Instructions to follow — Copy the material below line for line, leaving out the pictures.

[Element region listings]
──────────

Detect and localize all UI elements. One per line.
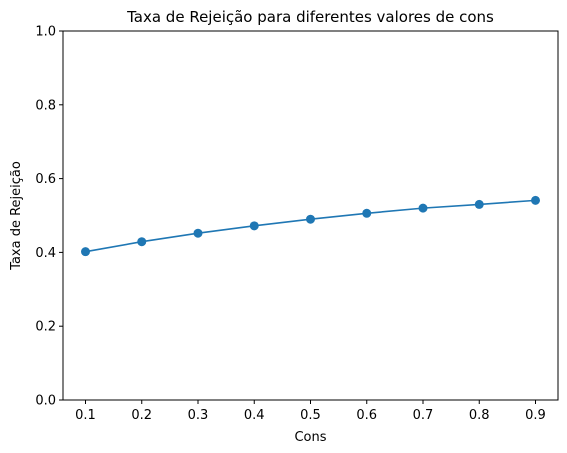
- x-tick-label: 0.7: [413, 408, 434, 423]
- y-tick-label: 0.2: [35, 320, 56, 335]
- x-tick-label: 0.1: [75, 408, 96, 423]
- data-point: [193, 228, 203, 238]
- plot-frame: [62, 30, 559, 401]
- chart-title: Taxa de Rejeição para diferentes valores…: [126, 8, 494, 26]
- data-point: [81, 247, 90, 257]
- data-point: [531, 195, 540, 205]
- x-tick-label: 0.8: [469, 408, 490, 423]
- data-point: [474, 199, 484, 209]
- y-tick-label: 0.8: [35, 98, 56, 113]
- x-tick-label: 0.5: [300, 408, 321, 423]
- x-axis-label: Cons: [294, 430, 326, 445]
- x-tick-label: 0.6: [356, 408, 377, 423]
- data-point: [362, 208, 372, 218]
- y-tick-label: 0.6: [35, 172, 56, 187]
- x-tick-label: 0.9: [525, 408, 546, 423]
- y-tick-label: 0.4: [35, 246, 56, 261]
- x-tick-label: 0.4: [244, 408, 265, 423]
- x-tick-label: 0.2: [131, 408, 152, 423]
- plot-area: 0.0 0.2 0.4 0.6 0.8 1.0 0.1 0.2 0.3 0.4 0.5 0.6 0.7 0…: [35, 25, 546, 424]
- data-point: [306, 214, 315, 224]
- x-tick-label: 0.3: [188, 408, 209, 423]
- y-axis-label: Taxa de Rejeição: [9, 161, 24, 271]
- data-point: [418, 203, 428, 213]
- y-tick-label: 0.0: [35, 394, 56, 409]
- y-tick-label: 1.0: [35, 25, 56, 40]
- data-point: [137, 237, 147, 247]
- data-point: [249, 221, 259, 231]
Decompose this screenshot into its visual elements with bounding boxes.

──────────

Worked solution —
Detect and localize all UI elements. One per line.
- x-tick-label: 0.7: [413, 408, 434, 423]
- y-tick-label: 0.2: [35, 320, 56, 335]
- x-tick-label: 0.1: [75, 408, 96, 423]
- data-point: [193, 228, 203, 238]
- plot-frame: [62, 30, 559, 401]
- chart-title: Taxa de Rejeição para diferentes valores…: [126, 8, 494, 26]
- data-point: [81, 247, 90, 257]
- data-point: [531, 195, 540, 205]
- x-tick-label: 0.8: [469, 408, 490, 423]
- data-point: [474, 199, 484, 209]
- y-tick-label: 0.8: [35, 98, 56, 113]
- x-tick-label: 0.5: [300, 408, 321, 423]
- x-axis-label: Cons: [294, 430, 326, 445]
- x-tick-label: 0.6: [356, 408, 377, 423]
- data-point: [362, 208, 372, 218]
- y-tick-label: 0.6: [35, 172, 56, 187]
- x-tick-label: 0.9: [525, 408, 546, 423]
- y-tick-label: 0.4: [35, 246, 56, 261]
- x-tick-label: 0.4: [244, 408, 265, 423]
- x-tick-label: 0.2: [131, 408, 152, 423]
- plot-area: 0.0 0.2 0.4 0.6 0.8 1.0 0.1 0.2 0.3 0.4 0.5 0.6 0.7 0…: [35, 25, 546, 424]
- data-point: [306, 214, 315, 224]
- x-tick-label: 0.3: [188, 408, 209, 423]
- y-axis-label: Taxa de Rejeição: [9, 161, 24, 271]
- data-point: [418, 203, 428, 213]
- y-tick-label: 0.0: [35, 394, 56, 409]
- y-tick-label: 1.0: [35, 25, 56, 40]
- data-point: [137, 237, 147, 247]
- data-point: [249, 221, 259, 231]
Decompose this screenshot into its visual elements with bounding boxes.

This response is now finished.